— Start of Provided records —
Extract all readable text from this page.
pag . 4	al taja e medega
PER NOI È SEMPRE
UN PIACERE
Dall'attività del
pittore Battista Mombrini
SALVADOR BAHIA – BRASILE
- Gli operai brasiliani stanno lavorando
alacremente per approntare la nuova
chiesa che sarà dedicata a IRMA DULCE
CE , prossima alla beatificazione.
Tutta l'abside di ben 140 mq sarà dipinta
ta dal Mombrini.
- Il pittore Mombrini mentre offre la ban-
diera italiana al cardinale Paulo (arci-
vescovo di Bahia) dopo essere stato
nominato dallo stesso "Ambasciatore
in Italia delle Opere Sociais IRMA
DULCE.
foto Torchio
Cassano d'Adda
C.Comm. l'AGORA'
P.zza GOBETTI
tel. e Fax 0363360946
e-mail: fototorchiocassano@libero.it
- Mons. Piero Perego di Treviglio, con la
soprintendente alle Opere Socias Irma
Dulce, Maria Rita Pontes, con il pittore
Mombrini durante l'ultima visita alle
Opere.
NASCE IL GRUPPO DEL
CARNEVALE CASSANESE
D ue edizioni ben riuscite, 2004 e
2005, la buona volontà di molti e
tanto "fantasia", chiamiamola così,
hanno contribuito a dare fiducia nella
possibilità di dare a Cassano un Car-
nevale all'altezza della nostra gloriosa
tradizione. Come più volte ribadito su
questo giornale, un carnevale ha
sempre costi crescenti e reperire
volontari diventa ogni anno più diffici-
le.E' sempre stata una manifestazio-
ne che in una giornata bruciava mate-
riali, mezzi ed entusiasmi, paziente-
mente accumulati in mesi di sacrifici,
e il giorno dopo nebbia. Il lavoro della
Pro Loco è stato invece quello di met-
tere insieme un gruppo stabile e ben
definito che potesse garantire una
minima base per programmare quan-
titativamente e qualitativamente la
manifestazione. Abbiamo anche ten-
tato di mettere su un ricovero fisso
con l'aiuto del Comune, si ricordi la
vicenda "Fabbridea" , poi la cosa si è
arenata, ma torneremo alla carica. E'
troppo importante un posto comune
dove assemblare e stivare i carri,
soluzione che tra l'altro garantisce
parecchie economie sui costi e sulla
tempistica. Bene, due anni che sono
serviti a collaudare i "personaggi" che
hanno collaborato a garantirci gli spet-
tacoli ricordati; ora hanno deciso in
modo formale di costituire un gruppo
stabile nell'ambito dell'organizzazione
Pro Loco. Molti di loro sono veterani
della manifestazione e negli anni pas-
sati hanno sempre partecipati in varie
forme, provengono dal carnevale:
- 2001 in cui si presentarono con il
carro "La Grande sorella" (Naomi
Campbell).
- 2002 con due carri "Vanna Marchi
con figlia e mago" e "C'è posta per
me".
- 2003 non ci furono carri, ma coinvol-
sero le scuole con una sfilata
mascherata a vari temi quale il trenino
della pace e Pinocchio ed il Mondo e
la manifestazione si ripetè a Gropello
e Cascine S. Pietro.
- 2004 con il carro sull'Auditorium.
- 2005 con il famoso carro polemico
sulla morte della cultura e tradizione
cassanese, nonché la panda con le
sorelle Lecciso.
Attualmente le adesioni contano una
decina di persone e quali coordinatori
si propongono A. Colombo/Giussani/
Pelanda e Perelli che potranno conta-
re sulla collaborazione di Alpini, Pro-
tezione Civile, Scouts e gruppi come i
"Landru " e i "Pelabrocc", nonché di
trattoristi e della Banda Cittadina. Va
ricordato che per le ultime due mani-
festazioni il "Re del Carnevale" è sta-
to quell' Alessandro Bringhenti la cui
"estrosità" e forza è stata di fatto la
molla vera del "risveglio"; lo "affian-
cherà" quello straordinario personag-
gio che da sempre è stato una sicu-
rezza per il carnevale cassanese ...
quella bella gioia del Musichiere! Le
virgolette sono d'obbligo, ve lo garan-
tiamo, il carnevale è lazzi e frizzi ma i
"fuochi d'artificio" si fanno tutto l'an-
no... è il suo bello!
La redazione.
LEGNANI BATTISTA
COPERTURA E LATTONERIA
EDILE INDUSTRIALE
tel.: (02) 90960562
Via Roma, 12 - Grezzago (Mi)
— End of Provided records —
Exercise aim =
Copy every line of the data that holds the string "sarà".

Expected answer =
chiesa che sarà dedicata a IRMA DULCE
Tutta l'abside di ben 140 mq sarà dipinta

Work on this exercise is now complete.